| Exercise task |
Leaving out the pictures, please retype each record exactly.

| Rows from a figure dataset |
+ + +

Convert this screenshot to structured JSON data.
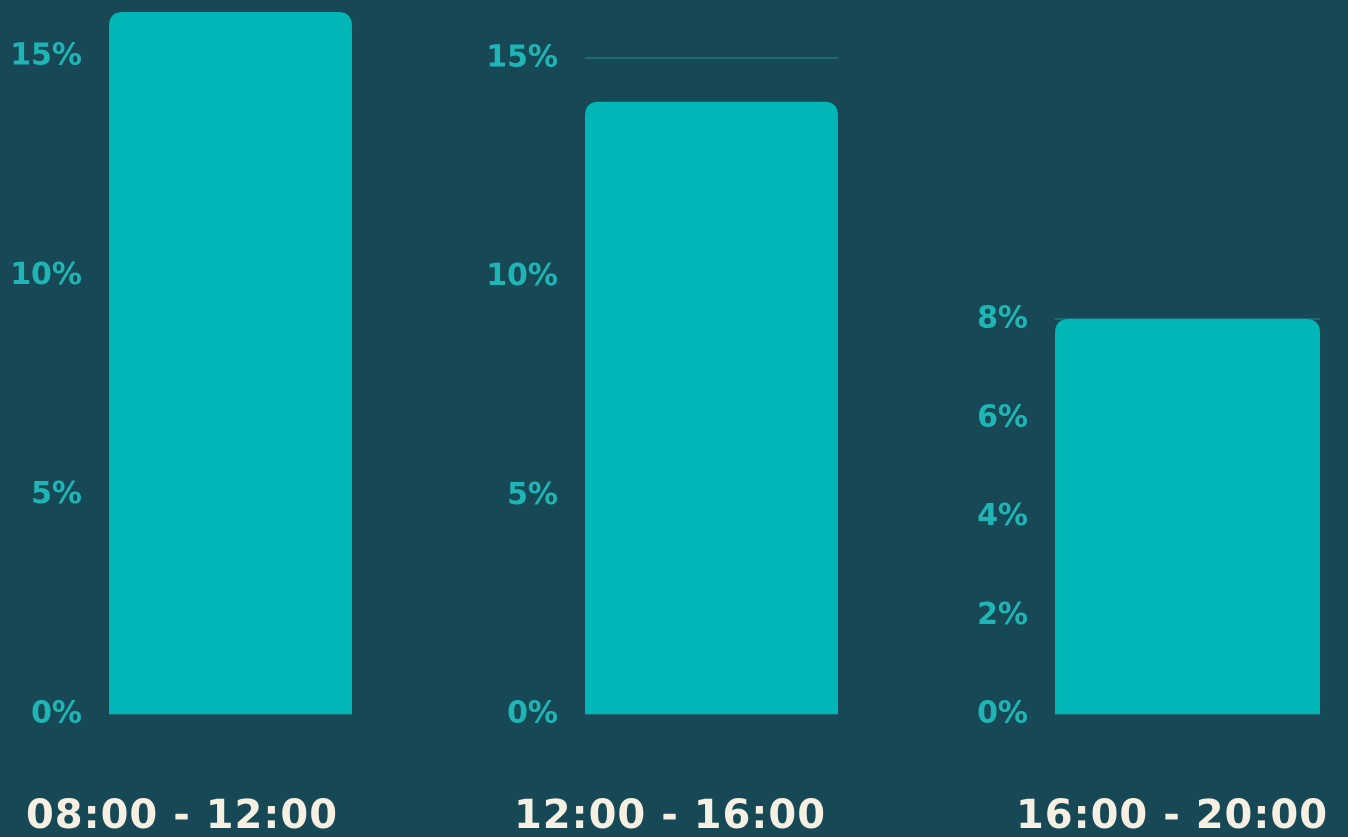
{
  "chart_data": [
    {
      "type": "bar",
      "categories": [
        "08:00 - 12:00"
      ],
      "values": [
        16
      ],
      "color": "#00b6b6",
      "ylim": [
        0,
        16
      ],
      "yticks": [
        {
          "value": 0,
          "label": "0%"
        },
        {
          "value": 5,
          "label": "5%"
        },
        {
          "value": 10,
          "label": "10%"
        },
        {
          "value": 15,
          "label": "15%"
        }
      ],
      "grid": true
    },
    {
      "type": "bar",
      "categories": [
        "12:00 - 16:00"
      ],
      "values": [
        14
      ],
      "color": "#00b6b6",
      "ylim": [
        0,
        15
      ],
      "yticks": [
        {
          "value": 0,
          "label": "0%"
        },
        {
          "value": 5,
          "label": "5%"
        },
        {
          "value": 10,
          "label": "10%"
        },
        {
          "value": 15,
          "label": "15%"
        }
      ],
      "grid": true
    },
    {
      "type": "bar",
      "categories": [
        "16:00 - 20:00"
      ],
      "values": [
        8
      ],
      "color": "#00b6b6",
      "ylim": [
        0,
        8
      ],
      "yticks": [
        {
          "value": 0,
          "label": "0%"
        },
        {
          "value": 2,
          "label": "2%"
        },
        {
          "value": 4,
          "label": "4%"
        },
        {
          "value": 6,
          "label": "6%"
        },
        {
          "value": 8,
          "label": "8%"
        }
      ],
      "grid": true
    }
  ]
}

+ + +

| Result below |
Convert this screenshot to structured JSON data.
{
  "chart_data": [
    {
      "type": "bar",
      "categories": [
        "08:00 - 12:00"
      ],
      "values": [
        16
      ],
      "color": "#00b6b6",
      "ylim": [
        0,
        16
      ],
      "yticks": [
        {
          "value": 0,
          "label": "0%"
        },
        {
          "value": 5,
          "label": "5%"
        },
        {
          "value": 10,
          "label": "10%"
        },
        {
          "value": 15,
          "label": "15%"
        }
      ],
      "grid": true
    },
    {
      "type": "bar",
      "categories": [
        "12:00 - 16:00"
      ],
      "values": [
        14
      ],
      "color": "#00b6b6",
      "ylim": [
        0,
        15
      ],
      "yticks": [
        {
          "value": 0,
          "label": "0%"
        },
        {
          "value": 5,
          "label": "5%"
        },
        {
          "value": 10,
          "label": "10%"
        },
        {
          "value": 15,
          "label": "15%"
        }
      ],
      "grid": true
    },
    {
      "type": "bar",
      "categories": [
        "16:00 - 20:00"
      ],
      "values": [
        8
      ],
      "color": "#00b6b6",
      "ylim": [
        0,
        8
      ],
      "yticks": [
        {
          "value": 0,
          "label": "0%"
        },
        {
          "value": 2,
          "label": "2%"
        },
        {
          "value": 4,
          "label": "4%"
        },
        {
          "value": 6,
          "label": "6%"
        },
        {
          "value": 8,
          "label": "8%"
        }
      ],
      "grid": true
    }
  ]
}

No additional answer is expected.